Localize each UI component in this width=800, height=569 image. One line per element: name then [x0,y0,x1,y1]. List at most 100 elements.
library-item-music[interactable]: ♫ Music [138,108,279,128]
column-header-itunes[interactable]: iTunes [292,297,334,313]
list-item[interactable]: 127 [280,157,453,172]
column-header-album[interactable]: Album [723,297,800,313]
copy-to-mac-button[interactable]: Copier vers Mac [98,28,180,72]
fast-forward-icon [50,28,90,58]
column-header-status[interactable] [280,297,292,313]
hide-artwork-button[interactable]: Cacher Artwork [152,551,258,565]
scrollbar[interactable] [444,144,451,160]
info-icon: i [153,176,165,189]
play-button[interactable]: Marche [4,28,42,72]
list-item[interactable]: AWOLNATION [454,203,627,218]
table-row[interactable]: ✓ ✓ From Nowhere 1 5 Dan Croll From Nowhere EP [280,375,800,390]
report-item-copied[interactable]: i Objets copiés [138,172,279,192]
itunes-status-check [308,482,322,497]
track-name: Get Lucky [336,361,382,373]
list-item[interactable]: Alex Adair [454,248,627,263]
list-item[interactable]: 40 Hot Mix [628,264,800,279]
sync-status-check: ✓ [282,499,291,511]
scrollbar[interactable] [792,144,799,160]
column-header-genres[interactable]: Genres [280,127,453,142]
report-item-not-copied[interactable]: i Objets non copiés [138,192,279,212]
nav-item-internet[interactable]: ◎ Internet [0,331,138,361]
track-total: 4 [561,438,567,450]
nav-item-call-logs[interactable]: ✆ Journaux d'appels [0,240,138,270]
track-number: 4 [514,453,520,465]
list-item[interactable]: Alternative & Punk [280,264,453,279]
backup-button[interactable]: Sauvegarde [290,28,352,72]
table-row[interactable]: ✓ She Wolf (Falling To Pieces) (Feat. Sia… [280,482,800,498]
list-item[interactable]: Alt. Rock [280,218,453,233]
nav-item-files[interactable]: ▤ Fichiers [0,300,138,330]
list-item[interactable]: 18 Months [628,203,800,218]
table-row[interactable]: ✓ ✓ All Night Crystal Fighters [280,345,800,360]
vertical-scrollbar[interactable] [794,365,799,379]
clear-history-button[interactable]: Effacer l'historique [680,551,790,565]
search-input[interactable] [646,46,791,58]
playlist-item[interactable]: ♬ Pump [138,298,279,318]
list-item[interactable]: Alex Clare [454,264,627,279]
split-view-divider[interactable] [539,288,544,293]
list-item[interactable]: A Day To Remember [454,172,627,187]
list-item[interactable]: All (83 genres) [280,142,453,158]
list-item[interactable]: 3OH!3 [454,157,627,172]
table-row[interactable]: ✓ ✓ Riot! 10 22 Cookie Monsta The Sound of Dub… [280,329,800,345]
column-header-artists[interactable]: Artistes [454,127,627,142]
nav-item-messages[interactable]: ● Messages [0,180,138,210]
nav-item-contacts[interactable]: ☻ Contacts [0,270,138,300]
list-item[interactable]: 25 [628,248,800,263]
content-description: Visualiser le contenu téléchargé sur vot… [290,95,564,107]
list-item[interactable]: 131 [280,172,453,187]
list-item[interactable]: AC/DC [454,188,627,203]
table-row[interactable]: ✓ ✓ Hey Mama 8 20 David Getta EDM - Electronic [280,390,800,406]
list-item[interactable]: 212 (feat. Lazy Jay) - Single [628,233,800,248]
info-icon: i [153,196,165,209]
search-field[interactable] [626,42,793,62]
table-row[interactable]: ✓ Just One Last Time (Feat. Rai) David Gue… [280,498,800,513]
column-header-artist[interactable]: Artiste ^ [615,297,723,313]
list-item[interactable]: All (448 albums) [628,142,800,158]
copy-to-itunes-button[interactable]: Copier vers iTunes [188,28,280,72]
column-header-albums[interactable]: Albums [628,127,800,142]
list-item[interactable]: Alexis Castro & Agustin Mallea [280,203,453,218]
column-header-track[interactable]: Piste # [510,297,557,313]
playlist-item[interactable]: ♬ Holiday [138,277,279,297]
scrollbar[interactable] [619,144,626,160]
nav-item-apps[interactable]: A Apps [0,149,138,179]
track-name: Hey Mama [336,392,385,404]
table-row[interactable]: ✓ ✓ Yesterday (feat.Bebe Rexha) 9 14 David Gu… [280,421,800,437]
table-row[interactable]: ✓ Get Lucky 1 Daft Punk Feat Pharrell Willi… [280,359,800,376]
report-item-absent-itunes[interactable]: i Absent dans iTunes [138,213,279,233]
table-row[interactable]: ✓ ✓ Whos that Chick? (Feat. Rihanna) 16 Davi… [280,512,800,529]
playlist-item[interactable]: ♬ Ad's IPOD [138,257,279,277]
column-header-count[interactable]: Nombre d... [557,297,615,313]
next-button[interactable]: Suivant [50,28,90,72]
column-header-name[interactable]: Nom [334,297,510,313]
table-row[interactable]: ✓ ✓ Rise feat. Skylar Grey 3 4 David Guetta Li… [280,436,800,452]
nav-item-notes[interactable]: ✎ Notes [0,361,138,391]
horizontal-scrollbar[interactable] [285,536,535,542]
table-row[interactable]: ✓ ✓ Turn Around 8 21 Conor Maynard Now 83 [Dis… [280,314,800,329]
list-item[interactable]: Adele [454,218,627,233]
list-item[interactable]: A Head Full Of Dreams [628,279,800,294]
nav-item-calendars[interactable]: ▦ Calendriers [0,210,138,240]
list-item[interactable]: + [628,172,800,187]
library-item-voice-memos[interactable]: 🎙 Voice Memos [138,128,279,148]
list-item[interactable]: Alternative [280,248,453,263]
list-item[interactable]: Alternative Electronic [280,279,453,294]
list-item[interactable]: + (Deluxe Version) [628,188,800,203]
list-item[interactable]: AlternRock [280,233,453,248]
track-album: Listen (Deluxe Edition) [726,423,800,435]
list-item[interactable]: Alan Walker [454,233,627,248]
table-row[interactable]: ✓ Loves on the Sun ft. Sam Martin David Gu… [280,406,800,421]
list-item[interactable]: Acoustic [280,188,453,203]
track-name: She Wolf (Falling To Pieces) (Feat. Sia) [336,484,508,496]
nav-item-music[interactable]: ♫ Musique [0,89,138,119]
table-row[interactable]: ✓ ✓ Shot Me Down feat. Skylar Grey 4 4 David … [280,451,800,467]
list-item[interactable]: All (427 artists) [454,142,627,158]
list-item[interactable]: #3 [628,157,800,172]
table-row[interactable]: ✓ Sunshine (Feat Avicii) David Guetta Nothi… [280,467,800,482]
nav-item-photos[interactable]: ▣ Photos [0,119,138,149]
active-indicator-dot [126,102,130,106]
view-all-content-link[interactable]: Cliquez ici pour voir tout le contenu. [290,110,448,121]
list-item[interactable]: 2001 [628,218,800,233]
----
• _Task brief_:
Copy out the data above line for line, keeping every character as it stands.

• _The response_:
Localize each UI component in this width=800, height=569 image. One line per element: name then [x0,y0,x1,y1]. List at most 100 elements.
library-item-music[interactable]: ♫ Music [138,108,279,128]
column-header-itunes[interactable]: iTunes [292,297,334,313]
list-item[interactable]: 127 [280,157,453,172]
column-header-album[interactable]: Album [723,297,800,313]
copy-to-mac-button[interactable]: Copier vers Mac [98,28,180,72]
fast-forward-icon [50,28,90,58]
column-header-status[interactable] [280,297,292,313]
hide-artwork-button[interactable]: Cacher Artwork [152,551,258,565]
scrollbar[interactable] [444,144,451,160]
info-icon: i [153,176,165,189]
play-button[interactable]: Marche [4,28,42,72]
list-item[interactable]: AWOLNATION [454,203,627,218]
table-row[interactable]: ✓ ✓ From Nowhere 1 5 Dan Croll From Nowhere EP [280,375,800,390]
report-item-copied[interactable]: i Objets copiés [138,172,279,192]
itunes-status-check [308,482,322,497]
track-name: Get Lucky [336,361,382,373]
list-item[interactable]: Alex Adair [454,248,627,263]
list-item[interactable]: 40 Hot Mix [628,264,800,279]
sync-status-check: ✓ [282,499,291,511]
scrollbar[interactable] [792,144,799,160]
column-header-genres[interactable]: Genres [280,127,453,142]
report-item-not-copied[interactable]: i Objets non copiés [138,192,279,212]
nav-item-internet[interactable]: ◎ Internet [0,331,138,361]
track-total: 4 [561,438,567,450]
nav-item-call-logs[interactable]: ✆ Journaux d'appels [0,240,138,270]
track-number: 4 [514,453,520,465]
list-item[interactable]: Alternative & Punk [280,264,453,279]
backup-button[interactable]: Sauvegarde [290,28,352,72]
table-row[interactable]: ✓ She Wolf (Falling To Pieces) (Feat. Sia… [280,482,800,498]
list-item[interactable]: Alt. Rock [280,218,453,233]
nav-item-files[interactable]: ▤ Fichiers [0,300,138,330]
list-item[interactable]: 18 Months [628,203,800,218]
table-row[interactable]: ✓ ✓ All Night Crystal Fighters [280,345,800,360]
vertical-scrollbar[interactable] [794,365,799,379]
clear-history-button[interactable]: Effacer l'historique [680,551,790,565]
search-input[interactable] [646,46,791,58]
playlist-item[interactable]: ♬ Pump [138,298,279,318]
list-item[interactable]: Alex Clare [454,264,627,279]
split-view-divider[interactable] [539,288,544,293]
list-item[interactable]: A Day To Remember [454,172,627,187]
list-item[interactable]: All (83 genres) [280,142,453,158]
list-item[interactable]: 3OH!3 [454,157,627,172]
table-row[interactable]: ✓ ✓ Riot! 10 22 Cookie Monsta The Sound of Dub… [280,329,800,345]
column-header-artists[interactable]: Artistes [454,127,627,142]
nav-item-messages[interactable]: ● Messages [0,180,138,210]
nav-item-contacts[interactable]: ☻ Contacts [0,270,138,300]
list-item[interactable]: 25 [628,248,800,263]
content-description: Visualiser le contenu téléchargé sur vot… [290,95,564,107]
list-item[interactable]: 131 [280,172,453,187]
list-item[interactable]: AC/DC [454,188,627,203]
table-row[interactable]: ✓ ✓ Hey Mama 8 20 David Getta EDM - Electronic [280,390,800,406]
list-item[interactable]: 212 (feat. Lazy Jay) - Single [628,233,800,248]
info-icon: i [153,196,165,209]
search-field[interactable] [626,42,793,62]
table-row[interactable]: ✓ Just One Last Time (Feat. Rai) David Gue… [280,498,800,513]
column-header-artist[interactable]: Artiste ^ [615,297,723,313]
list-item[interactable]: All (448 albums) [628,142,800,158]
copy-to-itunes-button[interactable]: Copier vers iTunes [188,28,280,72]
column-header-albums[interactable]: Albums [628,127,800,142]
list-item[interactable]: Alexis Castro & Agustin Mallea [280,203,453,218]
column-header-track[interactable]: Piste # [510,297,557,313]
playlist-item[interactable]: ♬ Holiday [138,277,279,297]
scrollbar[interactable] [619,144,626,160]
nav-item-apps[interactable]: A Apps [0,149,138,179]
track-name: Hey Mama [336,392,385,404]
table-row[interactable]: ✓ ✓ Yesterday (feat.Bebe Rexha) 9 14 David Gu… [280,421,800,437]
table-row[interactable]: ✓ Get Lucky 1 Daft Punk Feat Pharrell Willi… [280,359,800,376]
report-item-absent-itunes[interactable]: i Absent dans iTunes [138,213,279,233]
table-row[interactable]: ✓ ✓ Whos that Chick? (Feat. Rihanna) 16 Davi… [280,512,800,529]
playlist-item[interactable]: ♬ Ad's IPOD [138,257,279,277]
column-header-count[interactable]: Nombre d... [557,297,615,313]
next-button[interactable]: Suivant [50,28,90,72]
column-header-name[interactable]: Nom [334,297,510,313]
table-row[interactable]: ✓ ✓ Rise feat. Skylar Grey 3 4 David Guetta Li… [280,436,800,452]
nav-item-notes[interactable]: ✎ Notes [0,361,138,391]
horizontal-scrollbar[interactable] [285,536,535,542]
table-row[interactable]: ✓ ✓ Turn Around 8 21 Conor Maynard Now 83 [Dis… [280,314,800,329]
list-item[interactable]: Adele [454,218,627,233]
list-item[interactable]: A Head Full Of Dreams [628,279,800,294]
nav-item-calendars[interactable]: ▦ Calendriers [0,210,138,240]
list-item[interactable]: + [628,172,800,187]
library-item-voice-memos[interactable]: 🎙 Voice Memos [138,128,279,148]
list-item[interactable]: Alternative [280,248,453,263]
list-item[interactable]: Alternative Electronic [280,279,453,294]
list-item[interactable]: + (Deluxe Version) [628,188,800,203]
list-item[interactable]: AlternRock [280,233,453,248]
track-album: Listen (Deluxe Edition) [726,423,800,435]
list-item[interactable]: Alan Walker [454,233,627,248]
table-row[interactable]: ✓ Loves on the Sun ft. Sam Martin David Gu… [280,406,800,421]
list-item[interactable]: Acoustic [280,188,453,203]
track-name: She Wolf (Falling To Pieces) (Feat. Sia) [336,484,508,496]
nav-item-music[interactable]: ♫ Musique [0,89,138,119]
table-row[interactable]: ✓ ✓ Shot Me Down feat. Skylar Grey 4 4 David … [280,451,800,467]
list-item[interactable]: All (427 artists) [454,142,627,158]
list-item[interactable]: #3 [628,157,800,172]
table-row[interactable]: ✓ Sunshine (Feat Avicii) David Guetta Nothi… [280,467,800,482]
nav-item-photos[interactable]: ▣ Photos [0,119,138,149]
active-indicator-dot [126,102,130,106]
view-all-content-link[interactable]: Cliquez ici pour voir tout le contenu. [290,110,448,121]
list-item[interactable]: 2001 [628,218,800,233]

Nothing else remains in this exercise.